#### [The task]
Copy all the entries word for word, but omit the pictures.

#### [Supplied records]
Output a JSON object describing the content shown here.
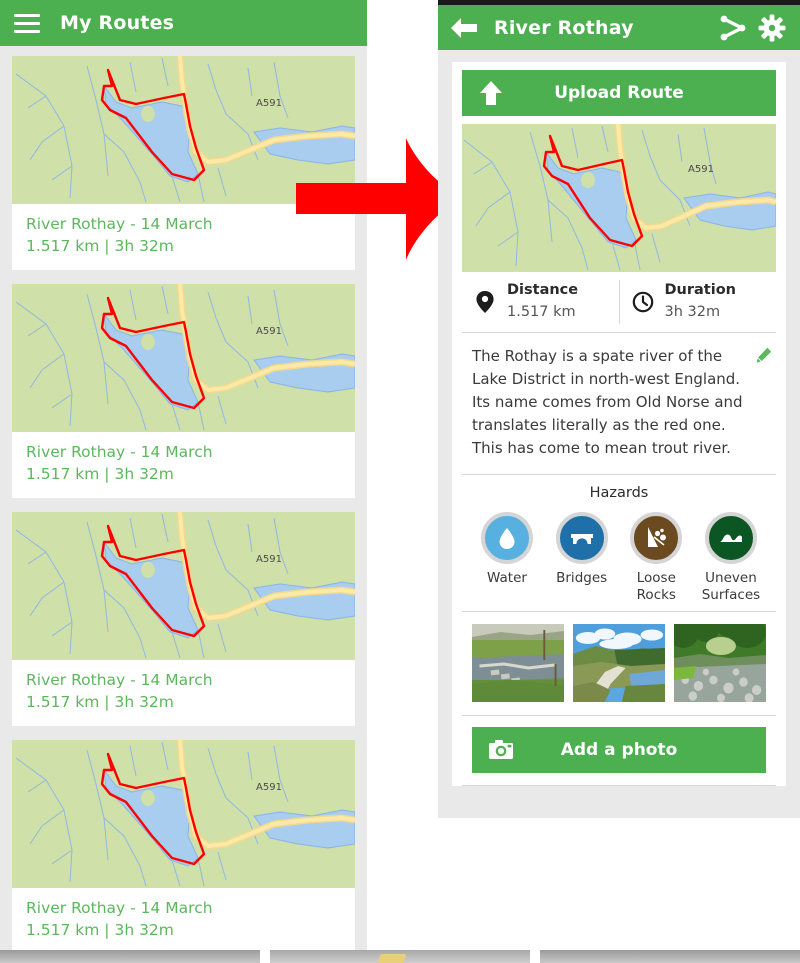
{
  "left_panel": {
    "menu_icon": "hamburger-icon",
    "title": "My Routes",
    "routes": [
      {
        "name": "River Rothay - 14 March",
        "stats": "1.517 km | 3h 32m"
      },
      {
        "name": "River Rothay - 14 March",
        "stats": "1.517 km | 3h 32m"
      },
      {
        "name": "River Rothay - 14 March",
        "stats": "1.517 km | 3h 32m"
      },
      {
        "name": "River Rothay - 14 March",
        "stats": "1.517 km | 3h 32m"
      }
    ]
  },
  "arrow": {
    "direction": "right",
    "color": "#ff0000"
  },
  "right_panel": {
    "header": {
      "back_icon": "back-arrow-icon",
      "title": "River Rothay",
      "share_icon": "share-icon",
      "settings_icon": "gear-icon"
    },
    "upload_button": {
      "label": "Upload Route",
      "icon": "upload-arrow-icon"
    },
    "map": {
      "road_label": "A591"
    },
    "stats": [
      {
        "icon": "map-pin-icon",
        "label": "Distance",
        "value": "1.517 km"
      },
      {
        "icon": "clock-icon",
        "label": "Duration",
        "value": "3h 32m"
      }
    ],
    "description": {
      "text": "The Rothay is a spate river of the Lake District in north-west England. Its name comes from Old Norse and translates literally as the red one. This has come to mean trout river.",
      "edit_icon": "pencil-icon"
    },
    "hazards": {
      "title": "Hazards",
      "items": [
        {
          "label": "Water",
          "icon": "water-drop-icon",
          "color": "#57b0e0"
        },
        {
          "label": "Bridges",
          "icon": "bridge-icon",
          "color": "#1f6fa8"
        },
        {
          "label": "Loose Rocks",
          "icon": "rockfall-icon",
          "color": "#6b4a20"
        },
        {
          "label": "Uneven Surfaces",
          "icon": "bumps-icon",
          "color": "#0c5623"
        }
      ]
    },
    "photos": [
      {
        "caption": "stepping-stones-river-photo"
      },
      {
        "caption": "riverside-path-photo"
      },
      {
        "caption": "rocky-riverbed-photo"
      }
    ],
    "add_photo_button": {
      "label": "Add a photo",
      "icon": "camera-icon"
    }
  },
  "colors": {
    "brand_green": "#4caf50",
    "text_green": "#5cb85c",
    "page_grey": "#e9e9e9",
    "arrow_red": "#ff0000"
  }
}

#### [Response to this exercise]
Output a JSON object describing the content shown here.
{
  "left_panel": {
    "menu_icon": "hamburger-icon",
    "title": "My Routes",
    "routes": [
      {
        "name": "River Rothay - 14 March",
        "stats": "1.517 km | 3h 32m"
      },
      {
        "name": "River Rothay - 14 March",
        "stats": "1.517 km | 3h 32m"
      },
      {
        "name": "River Rothay - 14 March",
        "stats": "1.517 km | 3h 32m"
      },
      {
        "name": "River Rothay - 14 March",
        "stats": "1.517 km | 3h 32m"
      }
    ]
  },
  "arrow": {
    "direction": "right",
    "color": "#ff0000"
  },
  "right_panel": {
    "header": {
      "back_icon": "back-arrow-icon",
      "title": "River Rothay",
      "share_icon": "share-icon",
      "settings_icon": "gear-icon"
    },
    "upload_button": {
      "label": "Upload Route",
      "icon": "upload-arrow-icon"
    },
    "map": {
      "road_label": "A591"
    },
    "stats": [
      {
        "icon": "map-pin-icon",
        "label": "Distance",
        "value": "1.517 km"
      },
      {
        "icon": "clock-icon",
        "label": "Duration",
        "value": "3h 32m"
      }
    ],
    "description": {
      "text": "The Rothay is a spate river of the Lake District in north-west England. Its name comes from Old Norse and translates literally as the red one. This has come to mean trout river.",
      "edit_icon": "pencil-icon"
    },
    "hazards": {
      "title": "Hazards",
      "items": [
        {
          "label": "Water",
          "icon": "water-drop-icon",
          "color": "#57b0e0"
        },
        {
          "label": "Bridges",
          "icon": "bridge-icon",
          "color": "#1f6fa8"
        },
        {
          "label": "Loose Rocks",
          "icon": "rockfall-icon",
          "color": "#6b4a20"
        },
        {
          "label": "Uneven Surfaces",
          "icon": "bumps-icon",
          "color": "#0c5623"
        }
      ]
    },
    "photos": [
      {
        "caption": "stepping-stones-river-photo"
      },
      {
        "caption": "riverside-path-photo"
      },
      {
        "caption": "rocky-riverbed-photo"
      }
    ],
    "add_photo_button": {
      "label": "Add a photo",
      "icon": "camera-icon"
    }
  },
  "colors": {
    "brand_green": "#4caf50",
    "text_green": "#5cb85c",
    "page_grey": "#e9e9e9",
    "arrow_red": "#ff0000"
  }
}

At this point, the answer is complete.